Dataset rows about figures:
"""

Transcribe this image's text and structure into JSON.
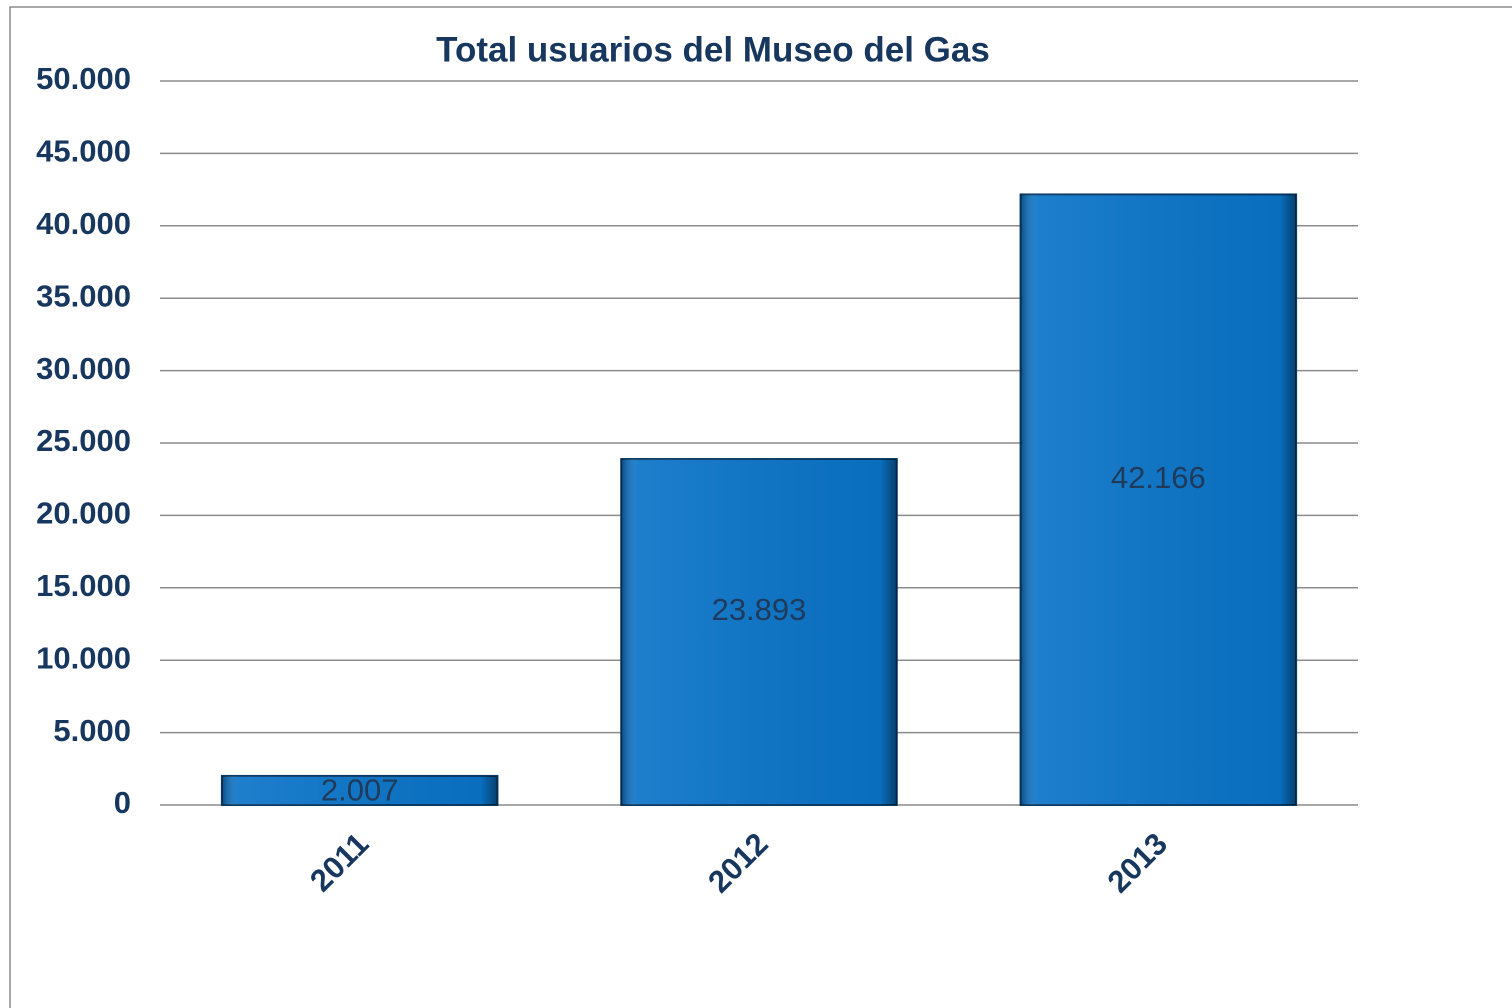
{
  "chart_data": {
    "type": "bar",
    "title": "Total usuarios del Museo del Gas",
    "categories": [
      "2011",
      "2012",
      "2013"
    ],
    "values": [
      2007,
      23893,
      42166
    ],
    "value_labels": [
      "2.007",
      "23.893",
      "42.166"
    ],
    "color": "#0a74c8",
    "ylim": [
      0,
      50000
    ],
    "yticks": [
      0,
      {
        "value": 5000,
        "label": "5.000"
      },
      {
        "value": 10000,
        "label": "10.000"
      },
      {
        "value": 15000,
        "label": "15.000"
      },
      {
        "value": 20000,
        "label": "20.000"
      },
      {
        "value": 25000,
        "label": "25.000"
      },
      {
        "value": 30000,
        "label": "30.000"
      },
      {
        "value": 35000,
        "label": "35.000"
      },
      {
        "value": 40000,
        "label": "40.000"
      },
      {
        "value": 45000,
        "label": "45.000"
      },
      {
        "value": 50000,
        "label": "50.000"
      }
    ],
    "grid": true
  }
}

"""
"""

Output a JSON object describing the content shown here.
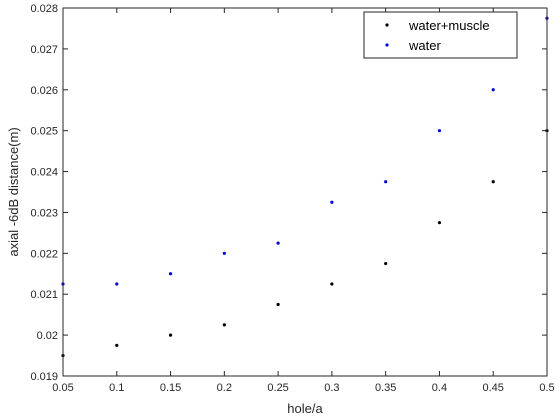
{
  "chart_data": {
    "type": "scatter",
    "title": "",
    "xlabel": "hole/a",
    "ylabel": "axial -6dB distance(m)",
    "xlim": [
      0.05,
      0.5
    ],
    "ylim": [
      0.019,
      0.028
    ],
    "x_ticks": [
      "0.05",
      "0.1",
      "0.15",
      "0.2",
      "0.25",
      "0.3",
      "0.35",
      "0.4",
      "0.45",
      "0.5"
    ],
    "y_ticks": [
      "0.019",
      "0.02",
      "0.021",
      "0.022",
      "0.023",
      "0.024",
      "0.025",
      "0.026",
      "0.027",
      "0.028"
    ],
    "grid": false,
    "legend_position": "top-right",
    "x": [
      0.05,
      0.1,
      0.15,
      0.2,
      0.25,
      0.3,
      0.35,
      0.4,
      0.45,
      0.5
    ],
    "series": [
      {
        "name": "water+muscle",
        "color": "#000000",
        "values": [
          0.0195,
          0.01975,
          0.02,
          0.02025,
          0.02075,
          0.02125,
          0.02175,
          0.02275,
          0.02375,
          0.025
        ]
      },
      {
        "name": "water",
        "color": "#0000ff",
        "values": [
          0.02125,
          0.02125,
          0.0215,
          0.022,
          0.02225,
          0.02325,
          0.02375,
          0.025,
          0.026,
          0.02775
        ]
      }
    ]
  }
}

"""

Goal of the exercise:
Scan the listing above for the word "title" and show each line where it is found.

Task answer:
    "title": "Total usuarios del Museo del Gas",
    "title": "",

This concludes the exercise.